• [REQUIREMENTS]
Where does the string "Ruptures" appear in the records? Copy every line that contains it.

• [PROVIDED INFORMATION]
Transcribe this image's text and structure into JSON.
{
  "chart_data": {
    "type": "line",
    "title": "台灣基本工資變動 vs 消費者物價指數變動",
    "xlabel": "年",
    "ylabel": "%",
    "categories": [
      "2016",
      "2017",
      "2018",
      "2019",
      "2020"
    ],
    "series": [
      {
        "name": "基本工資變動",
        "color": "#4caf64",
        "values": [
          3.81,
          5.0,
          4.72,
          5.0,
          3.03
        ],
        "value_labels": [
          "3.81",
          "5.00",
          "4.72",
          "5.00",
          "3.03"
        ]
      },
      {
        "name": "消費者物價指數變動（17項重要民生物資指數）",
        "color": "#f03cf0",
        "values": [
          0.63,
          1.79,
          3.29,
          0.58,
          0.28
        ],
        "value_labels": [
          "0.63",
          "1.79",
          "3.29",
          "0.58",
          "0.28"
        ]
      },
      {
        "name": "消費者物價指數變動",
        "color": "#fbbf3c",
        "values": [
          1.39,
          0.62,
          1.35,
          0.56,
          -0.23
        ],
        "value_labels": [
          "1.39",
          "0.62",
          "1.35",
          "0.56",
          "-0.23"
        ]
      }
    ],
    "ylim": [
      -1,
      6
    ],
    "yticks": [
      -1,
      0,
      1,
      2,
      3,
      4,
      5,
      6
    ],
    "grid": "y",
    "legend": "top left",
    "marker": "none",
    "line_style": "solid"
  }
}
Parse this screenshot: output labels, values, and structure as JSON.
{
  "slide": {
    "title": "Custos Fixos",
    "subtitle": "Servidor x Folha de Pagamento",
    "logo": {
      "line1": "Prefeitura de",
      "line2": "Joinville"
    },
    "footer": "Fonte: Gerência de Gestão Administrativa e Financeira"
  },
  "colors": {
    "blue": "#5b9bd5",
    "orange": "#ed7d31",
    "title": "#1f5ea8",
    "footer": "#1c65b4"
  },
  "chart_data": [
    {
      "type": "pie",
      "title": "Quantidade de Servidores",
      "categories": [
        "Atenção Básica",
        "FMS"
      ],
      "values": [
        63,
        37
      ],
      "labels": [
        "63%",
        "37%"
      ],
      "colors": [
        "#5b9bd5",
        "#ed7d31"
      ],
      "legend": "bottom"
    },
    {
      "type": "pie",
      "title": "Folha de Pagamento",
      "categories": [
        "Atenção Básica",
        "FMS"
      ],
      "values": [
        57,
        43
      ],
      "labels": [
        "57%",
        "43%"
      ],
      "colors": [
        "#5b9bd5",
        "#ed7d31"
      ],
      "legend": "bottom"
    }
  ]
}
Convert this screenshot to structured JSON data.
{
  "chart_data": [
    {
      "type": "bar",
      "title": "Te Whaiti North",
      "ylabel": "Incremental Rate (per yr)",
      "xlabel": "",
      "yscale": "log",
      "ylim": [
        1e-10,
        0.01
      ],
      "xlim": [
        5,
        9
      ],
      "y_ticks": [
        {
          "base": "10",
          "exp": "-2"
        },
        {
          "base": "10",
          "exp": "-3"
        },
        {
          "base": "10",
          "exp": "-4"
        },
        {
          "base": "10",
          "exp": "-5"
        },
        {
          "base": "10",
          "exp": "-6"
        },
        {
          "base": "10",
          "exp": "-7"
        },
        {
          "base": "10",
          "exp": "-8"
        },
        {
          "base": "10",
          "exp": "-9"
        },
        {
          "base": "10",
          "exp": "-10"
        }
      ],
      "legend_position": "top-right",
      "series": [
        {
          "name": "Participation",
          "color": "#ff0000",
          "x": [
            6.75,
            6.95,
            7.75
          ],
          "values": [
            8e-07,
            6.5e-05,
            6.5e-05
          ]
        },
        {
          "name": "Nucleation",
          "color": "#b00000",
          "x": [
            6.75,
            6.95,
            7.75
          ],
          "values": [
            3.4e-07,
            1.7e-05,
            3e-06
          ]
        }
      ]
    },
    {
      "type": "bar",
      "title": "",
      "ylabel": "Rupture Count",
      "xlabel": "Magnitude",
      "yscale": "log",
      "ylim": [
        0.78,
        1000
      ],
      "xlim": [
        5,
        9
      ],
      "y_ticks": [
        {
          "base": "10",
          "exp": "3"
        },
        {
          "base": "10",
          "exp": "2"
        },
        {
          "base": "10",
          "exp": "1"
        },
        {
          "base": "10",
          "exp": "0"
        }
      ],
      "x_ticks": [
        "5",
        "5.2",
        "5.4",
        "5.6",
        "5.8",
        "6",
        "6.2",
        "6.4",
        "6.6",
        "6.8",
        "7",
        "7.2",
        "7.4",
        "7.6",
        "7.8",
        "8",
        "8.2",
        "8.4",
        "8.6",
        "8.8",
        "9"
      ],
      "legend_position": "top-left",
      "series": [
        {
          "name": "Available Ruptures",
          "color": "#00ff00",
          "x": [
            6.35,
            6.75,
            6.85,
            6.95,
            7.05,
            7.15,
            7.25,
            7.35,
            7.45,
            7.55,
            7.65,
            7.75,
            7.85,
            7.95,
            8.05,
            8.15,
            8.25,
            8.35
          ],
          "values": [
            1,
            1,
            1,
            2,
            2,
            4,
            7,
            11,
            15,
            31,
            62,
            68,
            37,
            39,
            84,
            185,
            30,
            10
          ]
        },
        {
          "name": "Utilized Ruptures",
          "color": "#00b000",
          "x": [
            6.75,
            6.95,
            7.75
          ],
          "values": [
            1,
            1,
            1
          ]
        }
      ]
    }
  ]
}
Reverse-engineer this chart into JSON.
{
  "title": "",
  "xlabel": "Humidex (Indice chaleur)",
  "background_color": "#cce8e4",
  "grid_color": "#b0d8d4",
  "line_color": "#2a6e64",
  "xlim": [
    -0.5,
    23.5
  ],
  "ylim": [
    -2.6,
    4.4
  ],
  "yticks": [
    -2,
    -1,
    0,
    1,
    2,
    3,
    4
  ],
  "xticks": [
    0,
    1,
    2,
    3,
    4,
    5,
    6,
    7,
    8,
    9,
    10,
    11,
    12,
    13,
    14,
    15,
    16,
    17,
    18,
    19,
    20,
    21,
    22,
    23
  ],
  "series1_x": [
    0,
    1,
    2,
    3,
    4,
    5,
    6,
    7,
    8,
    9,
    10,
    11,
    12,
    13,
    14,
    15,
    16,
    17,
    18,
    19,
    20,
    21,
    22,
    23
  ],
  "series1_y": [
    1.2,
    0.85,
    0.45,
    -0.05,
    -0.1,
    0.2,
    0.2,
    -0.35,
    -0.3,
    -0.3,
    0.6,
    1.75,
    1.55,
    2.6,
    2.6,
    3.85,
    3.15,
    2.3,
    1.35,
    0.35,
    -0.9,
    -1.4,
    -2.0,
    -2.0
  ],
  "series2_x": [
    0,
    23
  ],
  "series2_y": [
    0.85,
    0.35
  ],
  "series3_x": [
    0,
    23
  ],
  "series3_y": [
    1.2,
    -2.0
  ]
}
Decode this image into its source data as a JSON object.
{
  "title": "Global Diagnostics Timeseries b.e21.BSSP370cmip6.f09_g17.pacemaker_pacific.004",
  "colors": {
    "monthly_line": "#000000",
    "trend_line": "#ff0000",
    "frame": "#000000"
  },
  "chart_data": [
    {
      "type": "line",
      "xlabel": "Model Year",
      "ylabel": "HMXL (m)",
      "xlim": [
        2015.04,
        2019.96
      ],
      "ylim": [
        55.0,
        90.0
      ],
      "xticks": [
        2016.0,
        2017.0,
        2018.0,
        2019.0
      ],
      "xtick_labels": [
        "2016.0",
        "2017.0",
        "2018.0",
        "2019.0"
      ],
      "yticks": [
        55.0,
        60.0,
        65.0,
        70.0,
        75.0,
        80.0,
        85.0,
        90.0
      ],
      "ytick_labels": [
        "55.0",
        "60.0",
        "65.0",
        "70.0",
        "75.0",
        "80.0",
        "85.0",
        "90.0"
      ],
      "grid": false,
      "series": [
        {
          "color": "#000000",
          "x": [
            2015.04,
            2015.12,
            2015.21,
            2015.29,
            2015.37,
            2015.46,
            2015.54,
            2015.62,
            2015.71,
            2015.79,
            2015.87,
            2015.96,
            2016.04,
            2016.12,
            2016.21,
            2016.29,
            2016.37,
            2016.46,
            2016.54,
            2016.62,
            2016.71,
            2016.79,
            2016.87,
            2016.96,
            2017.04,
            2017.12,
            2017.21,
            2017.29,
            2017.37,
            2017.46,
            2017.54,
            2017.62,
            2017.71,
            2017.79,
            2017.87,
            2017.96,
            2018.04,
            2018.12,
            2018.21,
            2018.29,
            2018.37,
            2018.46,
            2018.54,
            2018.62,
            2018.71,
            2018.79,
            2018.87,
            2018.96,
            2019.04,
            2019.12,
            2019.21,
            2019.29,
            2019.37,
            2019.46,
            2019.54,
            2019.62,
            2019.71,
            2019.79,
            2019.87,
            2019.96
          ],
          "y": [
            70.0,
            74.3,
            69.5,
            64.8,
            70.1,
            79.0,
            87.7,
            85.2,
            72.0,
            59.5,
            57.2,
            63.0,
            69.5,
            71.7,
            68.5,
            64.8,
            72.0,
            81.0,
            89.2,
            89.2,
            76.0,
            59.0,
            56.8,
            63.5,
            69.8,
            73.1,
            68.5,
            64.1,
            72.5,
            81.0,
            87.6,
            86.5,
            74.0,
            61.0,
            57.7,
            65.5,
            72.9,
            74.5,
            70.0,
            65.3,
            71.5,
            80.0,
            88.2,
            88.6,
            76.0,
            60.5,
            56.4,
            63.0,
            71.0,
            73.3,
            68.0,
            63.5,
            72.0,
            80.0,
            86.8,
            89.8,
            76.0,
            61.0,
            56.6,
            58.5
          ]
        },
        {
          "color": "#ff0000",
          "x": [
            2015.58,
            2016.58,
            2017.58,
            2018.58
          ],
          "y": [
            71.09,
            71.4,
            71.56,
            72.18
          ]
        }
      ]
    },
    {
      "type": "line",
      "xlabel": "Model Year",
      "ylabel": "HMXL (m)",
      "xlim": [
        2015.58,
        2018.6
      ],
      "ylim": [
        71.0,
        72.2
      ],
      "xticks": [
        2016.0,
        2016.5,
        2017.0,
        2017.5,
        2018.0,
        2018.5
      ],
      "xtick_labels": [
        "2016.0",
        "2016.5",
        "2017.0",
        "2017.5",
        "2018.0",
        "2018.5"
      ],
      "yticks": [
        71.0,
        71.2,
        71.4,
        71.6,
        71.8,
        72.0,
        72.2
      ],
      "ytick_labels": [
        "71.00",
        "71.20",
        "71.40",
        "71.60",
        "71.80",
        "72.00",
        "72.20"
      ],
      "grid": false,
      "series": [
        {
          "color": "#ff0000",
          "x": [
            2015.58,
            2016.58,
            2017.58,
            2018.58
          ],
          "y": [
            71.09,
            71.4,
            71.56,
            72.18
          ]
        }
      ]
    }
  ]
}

• [ANSWER TO THIS TASK]
          "name": "Available Ruptures",
          "name": "Utilized Ruptures",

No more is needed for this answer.